[Saved entries]
☆ ☆ ☆

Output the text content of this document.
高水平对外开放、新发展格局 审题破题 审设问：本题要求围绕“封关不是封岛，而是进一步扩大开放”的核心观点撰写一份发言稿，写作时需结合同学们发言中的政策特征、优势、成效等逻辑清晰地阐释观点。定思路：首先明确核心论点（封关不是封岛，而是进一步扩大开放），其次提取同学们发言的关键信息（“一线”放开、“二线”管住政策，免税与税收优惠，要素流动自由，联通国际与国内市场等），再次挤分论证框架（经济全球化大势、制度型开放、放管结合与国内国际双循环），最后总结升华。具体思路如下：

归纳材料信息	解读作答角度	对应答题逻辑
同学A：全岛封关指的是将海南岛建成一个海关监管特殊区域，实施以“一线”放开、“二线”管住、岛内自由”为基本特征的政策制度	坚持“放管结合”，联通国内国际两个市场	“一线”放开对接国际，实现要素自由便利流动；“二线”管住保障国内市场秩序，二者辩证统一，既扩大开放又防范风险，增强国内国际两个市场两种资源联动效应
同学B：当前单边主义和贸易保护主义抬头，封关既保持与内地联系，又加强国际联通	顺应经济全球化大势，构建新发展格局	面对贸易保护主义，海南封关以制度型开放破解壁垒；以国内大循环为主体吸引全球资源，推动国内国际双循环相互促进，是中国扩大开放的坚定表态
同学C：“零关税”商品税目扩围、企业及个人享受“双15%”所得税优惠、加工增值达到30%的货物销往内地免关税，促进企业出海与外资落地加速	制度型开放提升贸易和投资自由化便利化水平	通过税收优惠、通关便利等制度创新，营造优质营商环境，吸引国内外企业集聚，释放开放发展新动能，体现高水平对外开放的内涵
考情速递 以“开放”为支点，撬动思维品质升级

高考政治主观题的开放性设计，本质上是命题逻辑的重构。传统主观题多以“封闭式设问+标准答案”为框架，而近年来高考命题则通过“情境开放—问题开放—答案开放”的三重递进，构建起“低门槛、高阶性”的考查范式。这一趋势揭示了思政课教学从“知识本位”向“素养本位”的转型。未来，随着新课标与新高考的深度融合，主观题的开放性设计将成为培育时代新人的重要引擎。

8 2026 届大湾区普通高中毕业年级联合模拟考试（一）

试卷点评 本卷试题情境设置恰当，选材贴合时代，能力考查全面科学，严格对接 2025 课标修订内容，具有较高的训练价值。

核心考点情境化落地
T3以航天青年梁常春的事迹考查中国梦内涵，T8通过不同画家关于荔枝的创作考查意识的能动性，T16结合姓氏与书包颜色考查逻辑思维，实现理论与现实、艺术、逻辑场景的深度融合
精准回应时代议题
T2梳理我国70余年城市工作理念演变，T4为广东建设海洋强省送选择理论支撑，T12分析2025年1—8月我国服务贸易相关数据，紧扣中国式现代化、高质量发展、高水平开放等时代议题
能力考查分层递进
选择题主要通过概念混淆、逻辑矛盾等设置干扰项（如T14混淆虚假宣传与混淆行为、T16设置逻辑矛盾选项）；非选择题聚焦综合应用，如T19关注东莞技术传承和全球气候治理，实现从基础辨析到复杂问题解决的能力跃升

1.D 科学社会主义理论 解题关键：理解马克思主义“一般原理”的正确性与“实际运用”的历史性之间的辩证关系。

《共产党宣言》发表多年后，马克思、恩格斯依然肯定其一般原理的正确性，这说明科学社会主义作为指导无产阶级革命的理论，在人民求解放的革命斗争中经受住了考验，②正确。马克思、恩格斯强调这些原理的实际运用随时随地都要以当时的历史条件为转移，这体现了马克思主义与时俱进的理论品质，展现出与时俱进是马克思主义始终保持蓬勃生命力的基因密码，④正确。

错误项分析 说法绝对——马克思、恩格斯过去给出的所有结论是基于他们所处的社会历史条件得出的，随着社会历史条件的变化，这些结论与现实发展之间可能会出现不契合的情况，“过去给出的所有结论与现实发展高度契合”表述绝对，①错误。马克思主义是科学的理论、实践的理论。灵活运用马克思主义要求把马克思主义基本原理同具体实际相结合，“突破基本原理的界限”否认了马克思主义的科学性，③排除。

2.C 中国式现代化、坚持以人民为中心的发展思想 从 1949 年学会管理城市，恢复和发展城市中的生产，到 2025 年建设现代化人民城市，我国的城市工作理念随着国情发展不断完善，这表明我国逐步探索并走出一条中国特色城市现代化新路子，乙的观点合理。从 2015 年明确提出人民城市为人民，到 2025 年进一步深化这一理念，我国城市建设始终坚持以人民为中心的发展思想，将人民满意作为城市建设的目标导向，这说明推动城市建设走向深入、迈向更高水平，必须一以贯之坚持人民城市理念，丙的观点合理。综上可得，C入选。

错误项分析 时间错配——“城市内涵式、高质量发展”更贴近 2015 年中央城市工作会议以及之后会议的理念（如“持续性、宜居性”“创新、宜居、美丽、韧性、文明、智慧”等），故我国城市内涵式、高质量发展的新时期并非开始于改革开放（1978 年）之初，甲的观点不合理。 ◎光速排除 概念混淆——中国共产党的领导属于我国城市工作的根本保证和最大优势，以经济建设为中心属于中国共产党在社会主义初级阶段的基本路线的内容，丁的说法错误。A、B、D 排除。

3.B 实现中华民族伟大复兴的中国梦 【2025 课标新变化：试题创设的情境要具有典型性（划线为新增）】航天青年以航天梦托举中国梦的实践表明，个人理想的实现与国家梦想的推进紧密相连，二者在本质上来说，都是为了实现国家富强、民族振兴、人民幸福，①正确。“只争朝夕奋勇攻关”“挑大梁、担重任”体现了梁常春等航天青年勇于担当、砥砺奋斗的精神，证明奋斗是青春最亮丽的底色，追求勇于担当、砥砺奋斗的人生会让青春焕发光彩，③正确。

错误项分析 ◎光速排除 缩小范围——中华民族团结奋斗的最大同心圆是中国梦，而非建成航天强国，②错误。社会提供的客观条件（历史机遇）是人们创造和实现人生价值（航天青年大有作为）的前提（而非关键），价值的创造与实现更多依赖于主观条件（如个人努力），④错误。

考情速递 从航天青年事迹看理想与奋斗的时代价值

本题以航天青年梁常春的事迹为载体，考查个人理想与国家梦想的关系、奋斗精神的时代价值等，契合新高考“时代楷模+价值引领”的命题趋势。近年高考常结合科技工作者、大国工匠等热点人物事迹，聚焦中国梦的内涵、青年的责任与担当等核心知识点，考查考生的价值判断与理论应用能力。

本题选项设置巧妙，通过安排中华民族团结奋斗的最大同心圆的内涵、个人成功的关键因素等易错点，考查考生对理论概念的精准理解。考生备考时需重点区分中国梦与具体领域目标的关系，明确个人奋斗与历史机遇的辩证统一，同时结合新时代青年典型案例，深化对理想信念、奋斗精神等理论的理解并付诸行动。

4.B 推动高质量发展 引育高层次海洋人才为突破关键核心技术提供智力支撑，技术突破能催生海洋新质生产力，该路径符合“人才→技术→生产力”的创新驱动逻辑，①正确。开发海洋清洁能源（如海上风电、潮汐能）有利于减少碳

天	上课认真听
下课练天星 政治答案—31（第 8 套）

☆ ☆ ☆

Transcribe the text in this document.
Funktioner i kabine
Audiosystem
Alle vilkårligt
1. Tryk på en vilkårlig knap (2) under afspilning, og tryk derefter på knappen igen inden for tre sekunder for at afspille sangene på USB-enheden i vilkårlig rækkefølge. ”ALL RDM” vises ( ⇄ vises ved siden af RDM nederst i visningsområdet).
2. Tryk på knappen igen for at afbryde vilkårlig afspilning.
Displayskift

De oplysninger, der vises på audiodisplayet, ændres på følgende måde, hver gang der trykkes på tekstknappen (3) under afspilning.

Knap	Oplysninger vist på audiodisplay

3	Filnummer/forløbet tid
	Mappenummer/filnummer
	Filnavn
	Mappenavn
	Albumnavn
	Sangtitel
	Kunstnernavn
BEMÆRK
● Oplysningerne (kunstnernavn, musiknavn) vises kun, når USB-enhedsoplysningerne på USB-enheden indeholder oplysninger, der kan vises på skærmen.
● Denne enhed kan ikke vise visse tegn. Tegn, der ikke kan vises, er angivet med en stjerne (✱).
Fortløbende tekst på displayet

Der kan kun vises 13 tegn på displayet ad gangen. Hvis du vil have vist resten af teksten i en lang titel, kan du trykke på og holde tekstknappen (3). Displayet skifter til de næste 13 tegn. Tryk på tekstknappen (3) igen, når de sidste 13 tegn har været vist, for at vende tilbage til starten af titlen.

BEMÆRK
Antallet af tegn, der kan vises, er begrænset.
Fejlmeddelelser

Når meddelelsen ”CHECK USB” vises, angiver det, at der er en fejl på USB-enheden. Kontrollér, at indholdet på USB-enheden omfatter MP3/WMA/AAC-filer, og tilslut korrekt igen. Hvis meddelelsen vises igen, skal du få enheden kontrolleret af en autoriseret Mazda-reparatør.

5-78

☆ ☆ ☆

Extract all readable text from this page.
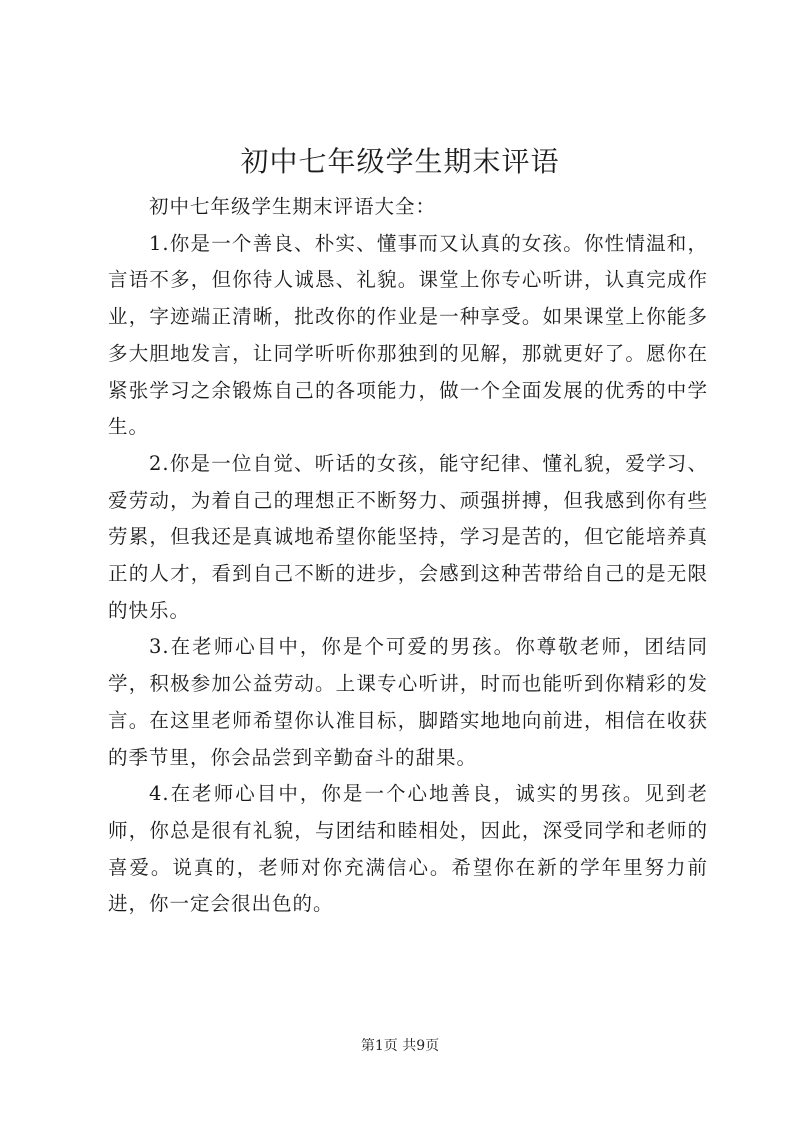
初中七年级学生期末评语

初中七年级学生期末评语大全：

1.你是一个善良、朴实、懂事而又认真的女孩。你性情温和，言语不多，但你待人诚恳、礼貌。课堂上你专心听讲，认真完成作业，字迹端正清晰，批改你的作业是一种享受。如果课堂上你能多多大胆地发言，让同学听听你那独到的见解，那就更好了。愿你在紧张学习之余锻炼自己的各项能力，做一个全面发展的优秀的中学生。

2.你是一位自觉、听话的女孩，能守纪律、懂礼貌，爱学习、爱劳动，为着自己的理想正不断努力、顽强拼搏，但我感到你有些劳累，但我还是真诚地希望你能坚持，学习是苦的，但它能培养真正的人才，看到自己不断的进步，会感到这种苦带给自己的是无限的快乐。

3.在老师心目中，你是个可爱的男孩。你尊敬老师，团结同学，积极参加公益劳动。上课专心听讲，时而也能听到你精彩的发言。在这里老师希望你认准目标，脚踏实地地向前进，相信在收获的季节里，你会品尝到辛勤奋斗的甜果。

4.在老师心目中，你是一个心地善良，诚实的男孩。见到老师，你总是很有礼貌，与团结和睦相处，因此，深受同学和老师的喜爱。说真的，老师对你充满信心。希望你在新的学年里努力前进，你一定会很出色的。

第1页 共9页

☆ ☆ ☆

What is the number of lines in the listing above that contain the string "在老师心目中"? Give only the number.

2